Figure collection entries
╭──
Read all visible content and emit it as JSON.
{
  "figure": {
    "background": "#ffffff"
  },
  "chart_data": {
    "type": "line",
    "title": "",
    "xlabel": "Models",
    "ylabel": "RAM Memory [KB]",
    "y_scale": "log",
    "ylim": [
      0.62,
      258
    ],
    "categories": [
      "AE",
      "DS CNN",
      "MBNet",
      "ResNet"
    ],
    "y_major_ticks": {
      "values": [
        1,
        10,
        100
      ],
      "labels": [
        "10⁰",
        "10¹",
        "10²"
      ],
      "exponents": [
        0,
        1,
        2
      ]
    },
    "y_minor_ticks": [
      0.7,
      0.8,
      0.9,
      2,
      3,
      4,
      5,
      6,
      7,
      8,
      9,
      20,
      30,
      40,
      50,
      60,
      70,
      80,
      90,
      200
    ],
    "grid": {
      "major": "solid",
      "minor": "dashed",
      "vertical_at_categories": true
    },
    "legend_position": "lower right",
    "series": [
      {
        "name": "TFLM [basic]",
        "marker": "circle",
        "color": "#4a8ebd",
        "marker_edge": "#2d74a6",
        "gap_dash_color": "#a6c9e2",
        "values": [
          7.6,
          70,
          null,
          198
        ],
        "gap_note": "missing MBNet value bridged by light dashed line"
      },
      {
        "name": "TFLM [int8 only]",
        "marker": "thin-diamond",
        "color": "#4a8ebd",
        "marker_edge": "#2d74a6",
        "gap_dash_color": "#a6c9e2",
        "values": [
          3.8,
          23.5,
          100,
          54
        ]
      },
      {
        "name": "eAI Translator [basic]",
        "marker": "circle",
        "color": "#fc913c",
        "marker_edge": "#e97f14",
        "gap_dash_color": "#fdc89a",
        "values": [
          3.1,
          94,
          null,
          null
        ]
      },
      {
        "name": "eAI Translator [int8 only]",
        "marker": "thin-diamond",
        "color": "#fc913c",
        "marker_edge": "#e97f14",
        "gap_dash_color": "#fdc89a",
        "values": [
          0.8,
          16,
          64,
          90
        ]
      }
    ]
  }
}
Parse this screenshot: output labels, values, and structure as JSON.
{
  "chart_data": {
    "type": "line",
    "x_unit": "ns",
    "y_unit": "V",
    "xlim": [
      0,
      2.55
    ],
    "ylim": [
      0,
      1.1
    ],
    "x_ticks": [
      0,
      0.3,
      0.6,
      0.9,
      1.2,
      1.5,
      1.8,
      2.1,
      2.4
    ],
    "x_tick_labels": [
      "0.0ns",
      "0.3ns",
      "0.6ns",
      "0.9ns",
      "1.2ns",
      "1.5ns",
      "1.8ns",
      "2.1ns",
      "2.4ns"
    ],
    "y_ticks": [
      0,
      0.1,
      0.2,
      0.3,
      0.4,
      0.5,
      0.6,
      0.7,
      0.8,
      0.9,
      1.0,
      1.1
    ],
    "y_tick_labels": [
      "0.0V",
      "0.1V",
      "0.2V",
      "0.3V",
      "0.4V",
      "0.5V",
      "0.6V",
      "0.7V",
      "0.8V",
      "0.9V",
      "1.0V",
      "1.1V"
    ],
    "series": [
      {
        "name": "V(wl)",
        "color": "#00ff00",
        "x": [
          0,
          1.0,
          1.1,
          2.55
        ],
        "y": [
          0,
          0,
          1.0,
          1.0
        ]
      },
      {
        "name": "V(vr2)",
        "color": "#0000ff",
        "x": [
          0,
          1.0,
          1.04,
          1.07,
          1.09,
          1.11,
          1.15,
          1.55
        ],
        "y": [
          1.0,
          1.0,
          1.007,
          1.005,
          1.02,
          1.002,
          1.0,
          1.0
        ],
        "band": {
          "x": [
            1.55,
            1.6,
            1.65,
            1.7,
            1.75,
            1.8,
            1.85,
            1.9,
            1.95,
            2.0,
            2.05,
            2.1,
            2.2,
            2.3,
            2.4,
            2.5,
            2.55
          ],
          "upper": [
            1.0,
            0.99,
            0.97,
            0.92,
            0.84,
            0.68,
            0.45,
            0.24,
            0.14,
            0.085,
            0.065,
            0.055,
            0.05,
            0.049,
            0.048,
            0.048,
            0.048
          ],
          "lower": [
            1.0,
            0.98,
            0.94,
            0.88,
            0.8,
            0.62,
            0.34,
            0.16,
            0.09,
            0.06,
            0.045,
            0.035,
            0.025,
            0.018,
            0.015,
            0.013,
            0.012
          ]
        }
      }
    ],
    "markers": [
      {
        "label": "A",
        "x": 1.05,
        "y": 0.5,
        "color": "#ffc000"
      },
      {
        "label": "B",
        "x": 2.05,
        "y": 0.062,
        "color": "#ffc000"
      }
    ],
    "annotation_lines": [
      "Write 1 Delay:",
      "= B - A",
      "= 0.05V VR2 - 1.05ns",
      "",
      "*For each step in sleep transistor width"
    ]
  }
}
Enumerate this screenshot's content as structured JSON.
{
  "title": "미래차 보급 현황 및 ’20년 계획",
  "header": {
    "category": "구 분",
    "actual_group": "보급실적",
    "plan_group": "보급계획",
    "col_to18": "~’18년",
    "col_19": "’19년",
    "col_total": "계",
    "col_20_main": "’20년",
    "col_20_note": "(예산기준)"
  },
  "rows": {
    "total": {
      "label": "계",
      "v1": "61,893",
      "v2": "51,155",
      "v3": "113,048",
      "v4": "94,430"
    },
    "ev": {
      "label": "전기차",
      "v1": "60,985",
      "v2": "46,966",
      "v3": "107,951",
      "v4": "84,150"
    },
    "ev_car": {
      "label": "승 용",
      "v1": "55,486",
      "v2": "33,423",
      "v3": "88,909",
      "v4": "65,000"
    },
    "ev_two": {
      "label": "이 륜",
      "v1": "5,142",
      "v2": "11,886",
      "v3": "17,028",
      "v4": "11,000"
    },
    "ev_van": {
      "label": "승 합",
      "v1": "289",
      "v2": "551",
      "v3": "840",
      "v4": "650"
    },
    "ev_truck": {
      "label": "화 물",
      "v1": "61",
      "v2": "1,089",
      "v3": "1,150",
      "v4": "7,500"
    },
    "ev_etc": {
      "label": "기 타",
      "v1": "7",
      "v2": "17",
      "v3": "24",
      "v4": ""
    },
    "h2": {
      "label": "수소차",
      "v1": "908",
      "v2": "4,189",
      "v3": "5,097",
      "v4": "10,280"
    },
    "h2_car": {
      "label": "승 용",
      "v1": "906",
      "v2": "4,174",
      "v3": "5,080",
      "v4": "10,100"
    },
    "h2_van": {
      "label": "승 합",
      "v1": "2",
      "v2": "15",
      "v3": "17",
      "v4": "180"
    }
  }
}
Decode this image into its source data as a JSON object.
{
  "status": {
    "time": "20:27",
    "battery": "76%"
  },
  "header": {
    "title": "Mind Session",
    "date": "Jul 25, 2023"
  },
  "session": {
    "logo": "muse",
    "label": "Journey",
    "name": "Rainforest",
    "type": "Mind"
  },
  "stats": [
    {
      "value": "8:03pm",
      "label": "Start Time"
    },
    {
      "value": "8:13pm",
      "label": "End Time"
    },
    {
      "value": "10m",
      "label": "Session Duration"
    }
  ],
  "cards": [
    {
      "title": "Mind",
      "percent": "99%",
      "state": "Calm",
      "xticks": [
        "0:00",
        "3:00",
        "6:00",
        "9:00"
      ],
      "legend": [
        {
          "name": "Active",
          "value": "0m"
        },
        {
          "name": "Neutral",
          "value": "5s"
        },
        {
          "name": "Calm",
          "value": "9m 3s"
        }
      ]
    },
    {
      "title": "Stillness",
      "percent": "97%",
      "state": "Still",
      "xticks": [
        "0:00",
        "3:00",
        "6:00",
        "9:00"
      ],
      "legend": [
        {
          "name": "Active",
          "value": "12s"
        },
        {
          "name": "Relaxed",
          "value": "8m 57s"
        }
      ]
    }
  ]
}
╰──
= AIM OF THE TASK =
Reproduce the records in full, exactly as written.

= FULL OUTPUT =
Read all visible content and emit it as JSON.
{
  "figure": {
    "background": "#ffffff"
  },
  "chart_data": {
    "type": "line",
    "title": "",
    "xlabel": "Models",
    "ylabel": "RAM Memory [KB]",
    "y_scale": "log",
    "ylim": [
      0.62,
      258
    ],
    "categories": [
      "AE",
      "DS CNN",
      "MBNet",
      "ResNet"
    ],
    "y_major_ticks": {
      "values": [
        1,
        10,
        100
      ],
      "labels": [
        "10⁰",
        "10¹",
        "10²"
      ],
      "exponents": [
        0,
        1,
        2
      ]
    },
    "y_minor_ticks": [
      0.7,
      0.8,
      0.9,
      2,
      3,
      4,
      5,
      6,
      7,
      8,
      9,
      20,
      30,
      40,
      50,
      60,
      70,
      80,
      90,
      200
    ],
    "grid": {
      "major": "solid",
      "minor": "dashed",
      "vertical_at_categories": true
    },
    "legend_position": "lower right",
    "series": [
      {
        "name": "TFLM [basic]",
        "marker": "circle",
        "color": "#4a8ebd",
        "marker_edge": "#2d74a6",
        "gap_dash_color": "#a6c9e2",
        "values": [
          7.6,
          70,
          null,
          198
        ],
        "gap_note": "missing MBNet value bridged by light dashed line"
      },
      {
        "name": "TFLM [int8 only]",
        "marker": "thin-diamond",
        "color": "#4a8ebd",
        "marker_edge": "#2d74a6",
        "gap_dash_color": "#a6c9e2",
        "values": [
          3.8,
          23.5,
          100,
          54
        ]
      },
      {
        "name": "eAI Translator [basic]",
        "marker": "circle",
        "color": "#fc913c",
        "marker_edge": "#e97f14",
        "gap_dash_color": "#fdc89a",
        "values": [
          3.1,
          94,
          null,
          null
        ]
      },
      {
        "name": "eAI Translator [int8 only]",
        "marker": "thin-diamond",
        "color": "#fc913c",
        "marker_edge": "#e97f14",
        "gap_dash_color": "#fdc89a",
        "values": [
          0.8,
          16,
          64,
          90
        ]
      }
    ]
  }
}
Parse this screenshot: output labels, values, and structure as JSON.
{
  "chart_data": {
    "type": "line",
    "x_unit": "ns",
    "y_unit": "V",
    "xlim": [
      0,
      2.55
    ],
    "ylim": [
      0,
      1.1
    ],
    "x_ticks": [
      0,
      0.3,
      0.6,
      0.9,
      1.2,
      1.5,
      1.8,
      2.1,
      2.4
    ],
    "x_tick_labels": [
      "0.0ns",
      "0.3ns",
      "0.6ns",
      "0.9ns",
      "1.2ns",
      "1.5ns",
      "1.8ns",
      "2.1ns",
      "2.4ns"
    ],
    "y_ticks": [
      0,
      0.1,
      0.2,
      0.3,
      0.4,
      0.5,
      0.6,
      0.7,
      0.8,
      0.9,
      1.0,
      1.1
    ],
    "y_tick_labels": [
      "0.0V",
      "0.1V",
      "0.2V",
      "0.3V",
      "0.4V",
      "0.5V",
      "0.6V",
      "0.7V",
      "0.8V",
      "0.9V",
      "1.0V",
      "1.1V"
    ],
    "series": [
      {
        "name": "V(wl)",
        "color": "#00ff00",
        "x": [
          0,
          1.0,
          1.1,
          2.55
        ],
        "y": [
          0,
          0,
          1.0,
          1.0
        ]
      },
      {
        "name": "V(vr2)",
        "color": "#0000ff",
        "x": [
          0,
          1.0,
          1.04,
          1.07,
          1.09,
          1.11,
          1.15,
          1.55
        ],
        "y": [
          1.0,
          1.0,
          1.007,
          1.005,
          1.02,
          1.002,
          1.0,
          1.0
        ],
        "band": {
          "x": [
            1.55,
            1.6,
            1.65,
            1.7,
            1.75,
            1.8,
            1.85,
            1.9,
            1.95,
            2.0,
            2.05,
            2.1,
            2.2,
            2.3,
            2.4,
            2.5,
            2.55
          ],
          "upper": [
            1.0,
            0.99,
            0.97,
            0.92,
            0.84,
            0.68,
            0.45,
            0.24,
            0.14,
            0.085,
            0.065,
            0.055,
            0.05,
            0.049,
            0.048,
            0.048,
            0.048
          ],
          "lower": [
            1.0,
            0.98,
            0.94,
            0.88,
            0.8,
            0.62,
            0.34,
            0.16,
            0.09,
            0.06,
            0.045,
            0.035,
            0.025,
            0.018,
            0.015,
            0.013,
            0.012
          ]
        }
      }
    ],
    "markers": [
      {
        "label": "A",
        "x": 1.05,
        "y": 0.5,
        "color": "#ffc000"
      },
      {
        "label": "B",
        "x": 2.05,
        "y": 0.062,
        "color": "#ffc000"
      }
    ],
    "annotation_lines": [
      "Write 1 Delay:",
      "= B - A",
      "= 0.05V VR2 - 1.05ns",
      "",
      "*For each step in sleep transistor width"
    ]
  }
}
Enumerate this screenshot's content as structured JSON.
{
  "title": "미래차 보급 현황 및 ’20년 계획",
  "header": {
    "category": "구 분",
    "actual_group": "보급실적",
    "plan_group": "보급계획",
    "col_to18": "~’18년",
    "col_19": "’19년",
    "col_total": "계",
    "col_20_main": "’20년",
    "col_20_note": "(예산기준)"
  },
  "rows": {
    "total": {
      "label": "계",
      "v1": "61,893",
      "v2": "51,155",
      "v3": "113,048",
      "v4": "94,430"
    },
    "ev": {
      "label": "전기차",
      "v1": "60,985",
      "v2": "46,966",
      "v3": "107,951",
      "v4": "84,150"
    },
    "ev_car": {
      "label": "승 용",
      "v1": "55,486",
      "v2": "33,423",
      "v3": "88,909",
      "v4": "65,000"
    },
    "ev_two": {
      "label": "이 륜",
      "v1": "5,142",
      "v2": "11,886",
      "v3": "17,028",
      "v4": "11,000"
    },
    "ev_van": {
      "label": "승 합",
      "v1": "289",
      "v2": "551",
      "v3": "840",
      "v4": "650"
    },
    "ev_truck": {
      "label": "화 물",
      "v1": "61",
      "v2": "1,089",
      "v3": "1,150",
      "v4": "7,500"
    },
    "ev_etc": {
      "label": "기 타",
      "v1": "7",
      "v2": "17",
      "v3": "24",
      "v4": ""
    },
    "h2": {
      "label": "수소차",
      "v1": "908",
      "v2": "4,189",
      "v3": "5,097",
      "v4": "10,280"
    },
    "h2_car": {
      "label": "승 용",
      "v1": "906",
      "v2": "4,174",
      "v3": "5,080",
      "v4": "10,100"
    },
    "h2_van": {
      "label": "승 합",
      "v1": "2",
      "v2": "15",
      "v3": "17",
      "v4": "180"
    }
  }
}
Decode this image into its source data as a JSON object.
{
  "status": {
    "time": "20:27",
    "battery": "76%"
  },
  "header": {
    "title": "Mind Session",
    "date": "Jul 25, 2023"
  },
  "session": {
    "logo": "muse",
    "label": "Journey",
    "name": "Rainforest",
    "type": "Mind"
  },
  "stats": [
    {
      "value": "8:03pm",
      "label": "Start Time"
    },
    {
      "value": "8:13pm",
      "label": "End Time"
    },
    {
      "value": "10m",
      "label": "Session Duration"
    }
  ],
  "cards": [
    {
      "title": "Mind",
      "percent": "99%",
      "state": "Calm",
      "xticks": [
        "0:00",
        "3:00",
        "6:00",
        "9:00"
      ],
      "legend": [
        {
          "name": "Active",
          "value": "0m"
        },
        {
          "name": "Neutral",
          "value": "5s"
        },
        {
          "name": "Calm",
          "value": "9m 3s"
        }
      ]
    },
    {
      "title": "Stillness",
      "percent": "97%",
      "state": "Still",
      "xticks": [
        "0:00",
        "3:00",
        "6:00",
        "9:00"
      ],
      "legend": [
        {
          "name": "Active",
          "value": "12s"
        },
        {
          "name": "Relaxed",
          "value": "8m 57s"
        }
      ]
    }
  ]
}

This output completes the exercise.